## REQUEST
Swap "step" for "stage" in everything from the start of the records down to the line containing "step 4: Define", and return only those lines with all else unchanged.

## RAW RECORDS
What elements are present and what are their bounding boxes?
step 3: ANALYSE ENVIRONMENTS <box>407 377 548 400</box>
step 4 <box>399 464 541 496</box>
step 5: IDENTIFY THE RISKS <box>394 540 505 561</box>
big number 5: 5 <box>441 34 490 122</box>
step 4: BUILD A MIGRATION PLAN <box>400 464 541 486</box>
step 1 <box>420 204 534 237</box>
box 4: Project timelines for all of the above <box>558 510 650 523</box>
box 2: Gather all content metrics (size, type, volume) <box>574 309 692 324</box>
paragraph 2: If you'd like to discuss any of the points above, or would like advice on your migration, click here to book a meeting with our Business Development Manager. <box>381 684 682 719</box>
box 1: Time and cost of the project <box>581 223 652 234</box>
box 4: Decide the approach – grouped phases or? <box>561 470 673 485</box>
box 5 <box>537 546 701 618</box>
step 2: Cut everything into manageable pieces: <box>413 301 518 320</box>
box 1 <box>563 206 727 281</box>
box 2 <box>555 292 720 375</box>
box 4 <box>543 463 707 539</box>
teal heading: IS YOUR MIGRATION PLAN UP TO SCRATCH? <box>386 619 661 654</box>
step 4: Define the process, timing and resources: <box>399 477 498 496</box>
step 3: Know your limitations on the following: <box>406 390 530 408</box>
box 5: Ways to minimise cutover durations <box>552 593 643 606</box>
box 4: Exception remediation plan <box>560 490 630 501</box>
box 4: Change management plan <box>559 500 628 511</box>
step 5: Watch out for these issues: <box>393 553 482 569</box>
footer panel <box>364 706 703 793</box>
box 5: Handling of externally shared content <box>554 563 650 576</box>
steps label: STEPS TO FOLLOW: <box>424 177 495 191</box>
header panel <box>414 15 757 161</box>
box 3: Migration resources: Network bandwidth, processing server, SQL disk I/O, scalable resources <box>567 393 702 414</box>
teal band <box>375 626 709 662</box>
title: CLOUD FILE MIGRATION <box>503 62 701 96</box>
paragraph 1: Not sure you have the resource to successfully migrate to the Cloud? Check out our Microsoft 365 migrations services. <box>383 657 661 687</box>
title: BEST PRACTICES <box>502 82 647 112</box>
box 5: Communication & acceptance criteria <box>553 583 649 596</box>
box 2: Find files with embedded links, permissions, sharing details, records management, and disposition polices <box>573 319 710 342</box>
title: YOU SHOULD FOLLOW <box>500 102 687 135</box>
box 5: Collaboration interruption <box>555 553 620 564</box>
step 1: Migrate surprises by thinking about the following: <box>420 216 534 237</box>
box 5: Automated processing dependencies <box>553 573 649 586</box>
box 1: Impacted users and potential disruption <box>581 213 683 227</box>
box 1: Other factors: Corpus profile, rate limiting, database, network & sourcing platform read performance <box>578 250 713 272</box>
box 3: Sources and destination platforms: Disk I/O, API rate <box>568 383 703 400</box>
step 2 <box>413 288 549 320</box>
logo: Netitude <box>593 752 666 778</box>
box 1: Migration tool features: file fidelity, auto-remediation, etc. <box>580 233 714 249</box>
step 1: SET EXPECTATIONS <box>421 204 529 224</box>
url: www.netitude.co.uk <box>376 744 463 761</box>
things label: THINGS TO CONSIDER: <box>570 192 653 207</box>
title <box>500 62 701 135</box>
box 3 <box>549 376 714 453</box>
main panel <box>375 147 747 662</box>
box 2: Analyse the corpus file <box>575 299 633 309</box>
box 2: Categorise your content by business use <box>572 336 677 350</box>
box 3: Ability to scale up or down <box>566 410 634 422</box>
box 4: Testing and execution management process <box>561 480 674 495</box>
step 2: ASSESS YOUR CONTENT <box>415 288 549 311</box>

## RESPONSE TO THE EXERCISE
What elements are present and what are their bounding boxes?
stage 3: ANALYSE ENVIRONMENTS <box>407 377 548 400</box>
stage 4 <box>399 464 541 496</box>
stage 5: IDENTIFY THE RISKS <box>394 540 505 561</box>
big number 5: 5 <box>441 34 490 122</box>
stage 4: BUILD A MIGRATION PLAN <box>400 464 541 486</box>
stage 1 <box>420 204 534 237</box>
box 4: Project timelines for all of the above <box>558 510 650 523</box>
box 2: Gather all content metrics (size, type, volume) <box>574 309 692 324</box>
paragraph 2: If you'd like to discuss any of the points above, or would like advice on your migration, click here to book a meeting with our Business Development Manager. <box>381 684 682 719</box>
box 1: Time and cost of the project <box>581 223 652 234</box>
box 4: Decide the approach – grouped phases or? <box>561 470 673 485</box>
box 5 <box>537 546 701 618</box>
stage 2: Cut everything into manageable pieces: <box>413 301 518 320</box>
box 1 <box>563 206 727 281</box>
box 2 <box>555 292 720 375</box>
box 4 <box>543 463 707 539</box>
teal heading: IS YOUR MIGRATION PLAN UP TO SCRATCH? <box>386 619 661 654</box>
stage 4: Define the process, timing and resources: <box>399 477 498 496</box>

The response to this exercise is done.